- **GIVEN TASK**: Transcribe every line exactly and omit anything that is a picture.

- **SUPPLIED DATA**:
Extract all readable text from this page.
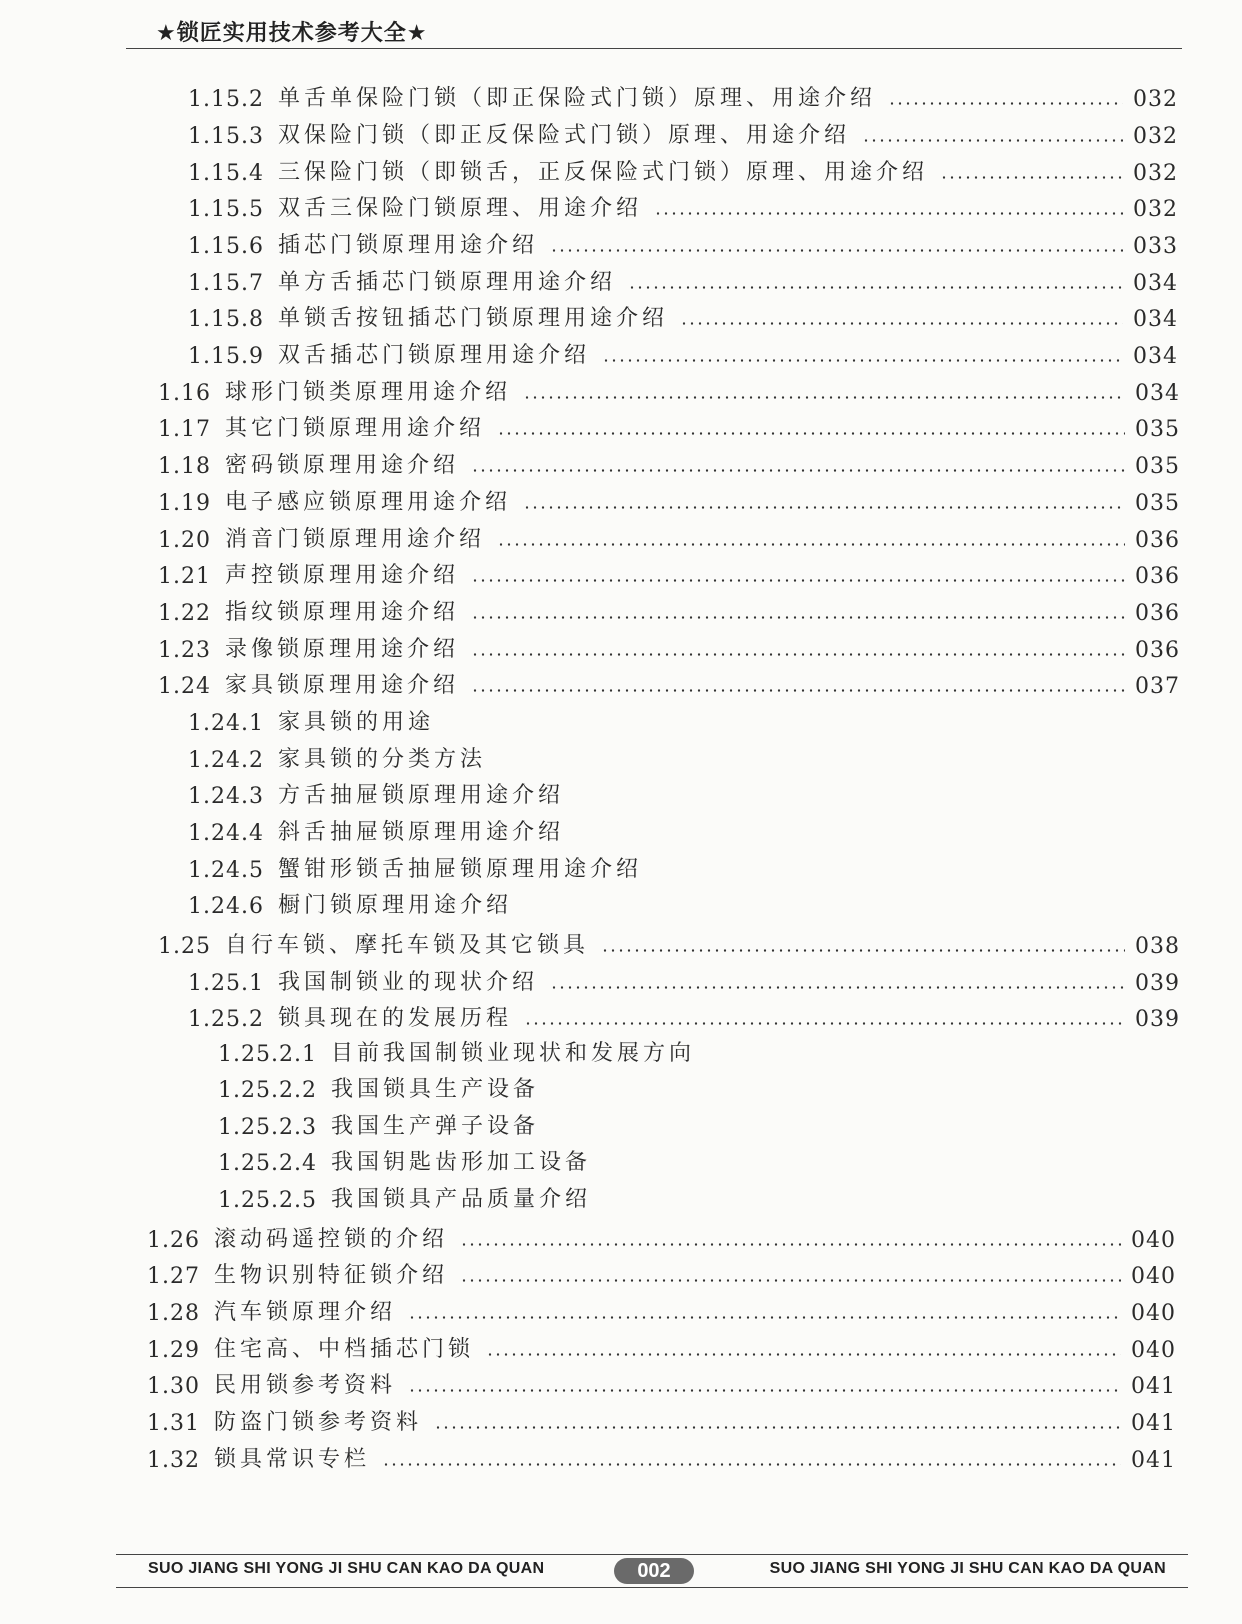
★锁匠实用技术参考大全★
1.15.2 单舌单保险门锁（即正保险式门锁）原理、用途介绍	032
1.15.3 双保险门锁（即正反保险式门锁）原理、用途介绍	032
1.15.4 三保险门锁（即锁舌，正反保险式门锁）原理、用途介绍	032
1.15.5 双舌三保险门锁原理、用途介绍	032
1.15.6 插芯门锁原理用途介绍	033
1.15.7 单方舌插芯门锁原理用途介绍	034
1.15.8 单锁舌按钮插芯门锁原理用途介绍	034
1.15.9 双舌插芯门锁原理用途介绍	034
1.16 球形门锁类原理用途介绍	034
1.17 其它门锁原理用途介绍	035
1.18 密码锁原理用途介绍	035
1.19 电子感应锁原理用途介绍	035
1.20 消音门锁原理用途介绍	036
1.21 声控锁原理用途介绍	036
1.22 指纹锁原理用途介绍	036
1.23 录像锁原理用途介绍	036
1.24 家具锁原理用途介绍	037
1.24.1 家具锁的用途
1.24.2 家具锁的分类方法
1.24.3 方舌抽屉锁原理用途介绍
1.24.4 斜舌抽屉锁原理用途介绍
1.24.5 蟹钳形锁舌抽屉锁原理用途介绍
1.24.6 橱门锁原理用途介绍
1.25 自行车锁、摩托车锁及其它锁具	038
1.25.1 我国制锁业的现状介绍	039
1.25.2 锁具现在的发展历程	039
1.25.2.1 目前我国制锁业现状和发展方向
1.25.2.2 我国锁具生产设备
1.25.2.3 我国生产弹子设备
1.25.2.4 我国钥匙齿形加工设备
1.25.2.5 我国锁具产品质量介绍
1.26 滚动码遥控锁的介绍	040
1.27 生物识别特征锁介绍	040
1.28 汽车锁原理介绍	040
1.29 住宅高、中档插芯门锁	040
1.30 民用锁参考资料	041
1.31 防盗门锁参考资料	041
1.32 锁具常识专栏	041
SUO JIANG SHI YONG JI SHU CAN KAO DA QUAN	002	SUO JIANG SHI YONG JI SHU CAN KAO DA QUAN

- **CORRECT RESULT**:
Extract all readable text from this page.
★锁匠实用技术参考大全★
1.15.2 单舌单保险门锁（即正保险式门锁）原理、用途介绍	032
1.15.3 双保险门锁（即正反保险式门锁）原理、用途介绍	032
1.15.4 三保险门锁（即锁舌，正反保险式门锁）原理、用途介绍	032
1.15.5 双舌三保险门锁原理、用途介绍	032
1.15.6 插芯门锁原理用途介绍	033
1.15.7 单方舌插芯门锁原理用途介绍	034
1.15.8 单锁舌按钮插芯门锁原理用途介绍	034
1.15.9 双舌插芯门锁原理用途介绍	034
1.16 球形门锁类原理用途介绍	034
1.17 其它门锁原理用途介绍	035
1.18 密码锁原理用途介绍	035
1.19 电子感应锁原理用途介绍	035
1.20 消音门锁原理用途介绍	036
1.21 声控锁原理用途介绍	036
1.22 指纹锁原理用途介绍	036
1.23 录像锁原理用途介绍	036
1.24 家具锁原理用途介绍	037
1.24.1 家具锁的用途
1.24.2 家具锁的分类方法
1.24.3 方舌抽屉锁原理用途介绍
1.24.4 斜舌抽屉锁原理用途介绍
1.24.5 蟹钳形锁舌抽屉锁原理用途介绍
1.24.6 橱门锁原理用途介绍
1.25 自行车锁、摩托车锁及其它锁具	038
1.25.1 我国制锁业的现状介绍	039
1.25.2 锁具现在的发展历程	039
1.25.2.1 目前我国制锁业现状和发展方向
1.25.2.2 我国锁具生产设备
1.25.2.3 我国生产弹子设备
1.25.2.4 我国钥匙齿形加工设备
1.25.2.5 我国锁具产品质量介绍
1.26 滚动码遥控锁的介绍	040
1.27 生物识别特征锁介绍	040
1.28 汽车锁原理介绍	040
1.29 住宅高、中档插芯门锁	040
1.30 民用锁参考资料	041
1.31 防盗门锁参考资料	041
1.32 锁具常识专栏	041
SUO JIANG SHI YONG JI SHU CAN KAO DA QUAN	002	SUO JIANG SHI YONG JI SHU CAN KAO DA QUAN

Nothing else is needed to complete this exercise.